TASK → Repeat each line exactly as it is written.

>> Start DATASET CONTENT

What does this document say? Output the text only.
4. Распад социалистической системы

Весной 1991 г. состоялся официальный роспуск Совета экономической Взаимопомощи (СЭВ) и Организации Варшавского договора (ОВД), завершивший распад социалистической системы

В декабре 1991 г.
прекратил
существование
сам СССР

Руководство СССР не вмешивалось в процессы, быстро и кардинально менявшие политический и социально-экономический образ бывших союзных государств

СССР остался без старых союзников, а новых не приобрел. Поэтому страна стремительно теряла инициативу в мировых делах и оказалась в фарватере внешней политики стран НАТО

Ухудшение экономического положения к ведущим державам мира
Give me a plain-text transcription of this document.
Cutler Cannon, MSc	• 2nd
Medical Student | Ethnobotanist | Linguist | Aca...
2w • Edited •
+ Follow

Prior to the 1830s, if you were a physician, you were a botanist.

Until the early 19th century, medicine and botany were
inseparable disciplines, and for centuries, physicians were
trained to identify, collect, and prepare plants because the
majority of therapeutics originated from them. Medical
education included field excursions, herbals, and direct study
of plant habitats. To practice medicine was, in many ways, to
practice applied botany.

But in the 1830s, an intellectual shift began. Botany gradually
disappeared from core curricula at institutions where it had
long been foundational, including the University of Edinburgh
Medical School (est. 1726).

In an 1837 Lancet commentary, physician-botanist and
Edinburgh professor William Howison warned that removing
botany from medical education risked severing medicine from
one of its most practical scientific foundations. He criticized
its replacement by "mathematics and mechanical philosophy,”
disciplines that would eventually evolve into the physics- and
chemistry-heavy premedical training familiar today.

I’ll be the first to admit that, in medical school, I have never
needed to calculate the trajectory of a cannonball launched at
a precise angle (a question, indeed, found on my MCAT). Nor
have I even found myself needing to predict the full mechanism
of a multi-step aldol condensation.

>> End DATASET CONTENT

COMPLETED EXERCISE →
What does this document say? Output the text only.
4. Распад социалистической системы

Весной 1991 г. состоялся официальный роспуск Совета экономической Взаимопомощи (СЭВ) и Организации Варшавского договора (ОВД), завершивший распад социалистической системы

В декабре 1991 г.
прекратил
существование
сам СССР

Руководство СССР не вмешивалось в процессы, быстро и кардинально менявшие политический и социально-экономический образ бывших союзных государств

СССР остался без старых союзников, а новых не приобрел. Поэтому страна стремительно теряла инициативу в мировых делах и оказалась в фарватере внешней политики стран НАТО

Ухудшение экономического положения к ведущим державам мира
Give me a plain-text transcription of this document.
Cutler Cannon, MSc	• 2nd
Medical Student | Ethnobotanist | Linguist | Aca...
2w • Edited •
+ Follow

Prior to the 1830s, if you were a physician, you were a botanist.

Until the early 19th century, medicine and botany were
inseparable disciplines, and for centuries, physicians were
trained to identify, collect, and prepare plants because the
majority of therapeutics originated from them. Medical
education included field excursions, herbals, and direct study
of plant habitats. To practice medicine was, in many ways, to
practice applied botany.

But in the 1830s, an intellectual shift began. Botany gradually
disappeared from core curricula at institutions where it had
long been foundational, including the University of Edinburgh
Medical School (est. 1726).

In an 1837 Lancet commentary, physician-botanist and
Edinburgh professor William Howison warned that removing
botany from medical education risked severing medicine from
one of its most practical scientific foundations. He criticized
its replacement by "mathematics and mechanical philosophy,”
disciplines that would eventually evolve into the physics- and
chemistry-heavy premedical training familiar today.

I’ll be the first to admit that, in medical school, I have never
needed to calculate the trajectory of a cannonball launched at
a precise angle (a question, indeed, found on my MCAT). Nor
have I even found myself needing to predict the full mechanism
of a multi-step aldol condensation.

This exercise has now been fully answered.